* EXERCISE DESCRIPTION *
Find all the lines with "ylabel" and gather them.

* SUPPLIED RECORDS *

= = =

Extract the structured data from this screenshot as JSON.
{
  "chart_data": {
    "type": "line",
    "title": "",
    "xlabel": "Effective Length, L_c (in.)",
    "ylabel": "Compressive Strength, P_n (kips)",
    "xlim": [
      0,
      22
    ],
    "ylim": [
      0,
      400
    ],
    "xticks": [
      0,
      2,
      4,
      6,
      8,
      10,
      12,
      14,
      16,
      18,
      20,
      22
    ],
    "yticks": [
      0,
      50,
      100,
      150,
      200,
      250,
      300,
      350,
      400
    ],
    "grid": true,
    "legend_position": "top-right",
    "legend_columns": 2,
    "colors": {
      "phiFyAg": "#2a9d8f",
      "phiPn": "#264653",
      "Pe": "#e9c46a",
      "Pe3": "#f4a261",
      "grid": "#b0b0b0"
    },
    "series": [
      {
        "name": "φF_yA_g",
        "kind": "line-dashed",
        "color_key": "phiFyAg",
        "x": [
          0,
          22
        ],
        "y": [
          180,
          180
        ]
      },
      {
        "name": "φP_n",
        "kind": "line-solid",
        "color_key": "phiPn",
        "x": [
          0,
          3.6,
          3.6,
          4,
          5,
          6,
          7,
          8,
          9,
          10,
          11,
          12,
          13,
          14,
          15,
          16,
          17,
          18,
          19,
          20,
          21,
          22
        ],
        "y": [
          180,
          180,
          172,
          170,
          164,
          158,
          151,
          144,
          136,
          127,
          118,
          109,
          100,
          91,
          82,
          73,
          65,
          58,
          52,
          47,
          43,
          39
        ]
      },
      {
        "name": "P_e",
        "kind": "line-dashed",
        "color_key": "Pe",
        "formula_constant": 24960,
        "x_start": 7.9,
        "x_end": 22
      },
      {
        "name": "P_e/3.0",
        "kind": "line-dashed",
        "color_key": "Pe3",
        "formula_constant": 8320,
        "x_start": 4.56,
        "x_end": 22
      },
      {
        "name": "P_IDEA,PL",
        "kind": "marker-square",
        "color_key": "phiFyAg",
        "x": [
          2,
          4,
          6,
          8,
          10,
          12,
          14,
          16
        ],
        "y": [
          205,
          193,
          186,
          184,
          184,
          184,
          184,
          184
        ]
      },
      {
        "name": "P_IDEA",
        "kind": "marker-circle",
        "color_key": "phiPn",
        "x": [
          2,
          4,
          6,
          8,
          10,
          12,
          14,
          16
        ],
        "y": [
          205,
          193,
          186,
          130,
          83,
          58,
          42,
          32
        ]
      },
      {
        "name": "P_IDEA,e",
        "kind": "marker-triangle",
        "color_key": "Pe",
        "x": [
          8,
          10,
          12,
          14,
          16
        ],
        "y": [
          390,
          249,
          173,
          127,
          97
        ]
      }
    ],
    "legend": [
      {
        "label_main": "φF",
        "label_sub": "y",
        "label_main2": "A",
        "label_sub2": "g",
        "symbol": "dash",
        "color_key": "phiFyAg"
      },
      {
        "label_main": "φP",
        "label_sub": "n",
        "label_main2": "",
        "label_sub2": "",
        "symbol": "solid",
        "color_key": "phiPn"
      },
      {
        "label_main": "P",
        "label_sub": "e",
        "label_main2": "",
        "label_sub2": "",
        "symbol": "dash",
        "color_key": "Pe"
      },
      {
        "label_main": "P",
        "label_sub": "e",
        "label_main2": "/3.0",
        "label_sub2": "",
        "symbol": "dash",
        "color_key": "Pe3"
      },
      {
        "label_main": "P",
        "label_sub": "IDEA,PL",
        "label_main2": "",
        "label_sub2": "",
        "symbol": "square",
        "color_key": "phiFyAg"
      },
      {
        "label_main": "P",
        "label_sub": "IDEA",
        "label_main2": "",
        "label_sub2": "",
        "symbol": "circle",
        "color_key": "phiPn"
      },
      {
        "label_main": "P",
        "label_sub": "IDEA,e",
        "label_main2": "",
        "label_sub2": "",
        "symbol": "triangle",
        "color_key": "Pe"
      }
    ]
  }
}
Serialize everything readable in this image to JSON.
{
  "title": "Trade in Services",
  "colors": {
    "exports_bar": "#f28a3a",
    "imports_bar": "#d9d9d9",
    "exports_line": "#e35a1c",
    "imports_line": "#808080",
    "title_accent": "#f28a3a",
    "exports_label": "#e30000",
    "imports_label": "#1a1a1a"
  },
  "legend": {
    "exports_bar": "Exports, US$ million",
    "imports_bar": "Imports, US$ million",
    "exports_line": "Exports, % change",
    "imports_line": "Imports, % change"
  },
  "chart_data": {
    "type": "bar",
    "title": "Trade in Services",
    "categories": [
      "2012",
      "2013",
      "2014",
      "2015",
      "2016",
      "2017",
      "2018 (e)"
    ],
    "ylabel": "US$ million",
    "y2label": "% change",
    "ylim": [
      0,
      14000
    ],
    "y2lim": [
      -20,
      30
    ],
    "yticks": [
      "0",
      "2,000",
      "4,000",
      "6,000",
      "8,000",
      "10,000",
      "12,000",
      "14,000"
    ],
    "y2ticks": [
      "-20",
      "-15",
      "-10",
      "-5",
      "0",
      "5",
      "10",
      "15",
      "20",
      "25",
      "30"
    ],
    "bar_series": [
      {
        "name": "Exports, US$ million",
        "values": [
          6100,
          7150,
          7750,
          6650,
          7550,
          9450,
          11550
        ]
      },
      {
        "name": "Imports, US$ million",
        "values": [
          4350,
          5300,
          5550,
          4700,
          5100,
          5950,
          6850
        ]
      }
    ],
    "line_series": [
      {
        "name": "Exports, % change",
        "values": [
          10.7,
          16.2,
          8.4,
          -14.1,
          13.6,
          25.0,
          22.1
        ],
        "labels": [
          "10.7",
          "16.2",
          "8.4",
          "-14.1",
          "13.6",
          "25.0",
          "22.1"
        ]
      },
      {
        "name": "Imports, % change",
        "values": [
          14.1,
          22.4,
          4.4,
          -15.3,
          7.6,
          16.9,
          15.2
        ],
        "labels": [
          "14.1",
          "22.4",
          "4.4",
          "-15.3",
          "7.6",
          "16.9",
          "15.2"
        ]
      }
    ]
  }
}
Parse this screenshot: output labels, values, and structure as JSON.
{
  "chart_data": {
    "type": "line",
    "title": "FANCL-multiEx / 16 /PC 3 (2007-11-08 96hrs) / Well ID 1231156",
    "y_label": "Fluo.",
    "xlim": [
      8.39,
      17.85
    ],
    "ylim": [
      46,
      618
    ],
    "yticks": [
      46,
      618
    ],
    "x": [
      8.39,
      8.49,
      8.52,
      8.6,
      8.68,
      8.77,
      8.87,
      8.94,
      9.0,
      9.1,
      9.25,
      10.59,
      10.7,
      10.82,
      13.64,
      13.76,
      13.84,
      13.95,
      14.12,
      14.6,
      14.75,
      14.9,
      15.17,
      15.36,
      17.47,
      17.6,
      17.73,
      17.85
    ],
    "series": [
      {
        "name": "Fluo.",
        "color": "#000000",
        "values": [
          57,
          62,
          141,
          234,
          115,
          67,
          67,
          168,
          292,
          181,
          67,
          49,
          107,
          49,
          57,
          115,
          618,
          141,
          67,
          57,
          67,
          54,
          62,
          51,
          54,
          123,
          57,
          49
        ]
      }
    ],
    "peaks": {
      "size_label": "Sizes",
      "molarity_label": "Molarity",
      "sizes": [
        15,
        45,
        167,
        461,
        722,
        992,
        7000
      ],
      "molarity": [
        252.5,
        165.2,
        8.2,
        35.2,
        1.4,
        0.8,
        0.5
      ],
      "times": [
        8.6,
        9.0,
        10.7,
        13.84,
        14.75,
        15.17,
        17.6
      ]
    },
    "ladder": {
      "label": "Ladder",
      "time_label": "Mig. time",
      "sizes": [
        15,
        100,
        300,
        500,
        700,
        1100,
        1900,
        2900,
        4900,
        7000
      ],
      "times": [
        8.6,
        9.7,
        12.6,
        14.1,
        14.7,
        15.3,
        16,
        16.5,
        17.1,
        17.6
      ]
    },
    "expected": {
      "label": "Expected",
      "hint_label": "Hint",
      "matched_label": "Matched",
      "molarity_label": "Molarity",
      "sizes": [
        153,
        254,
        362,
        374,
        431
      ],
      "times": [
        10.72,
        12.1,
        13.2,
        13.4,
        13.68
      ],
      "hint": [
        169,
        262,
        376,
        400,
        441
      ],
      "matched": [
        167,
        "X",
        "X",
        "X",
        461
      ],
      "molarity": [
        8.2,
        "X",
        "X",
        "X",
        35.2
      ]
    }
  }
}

= = =

* WRITTEN RESPONSE *
    "ylabel": "Compressive Strength, P_n (kips)",
    "ylabel": "US$ million",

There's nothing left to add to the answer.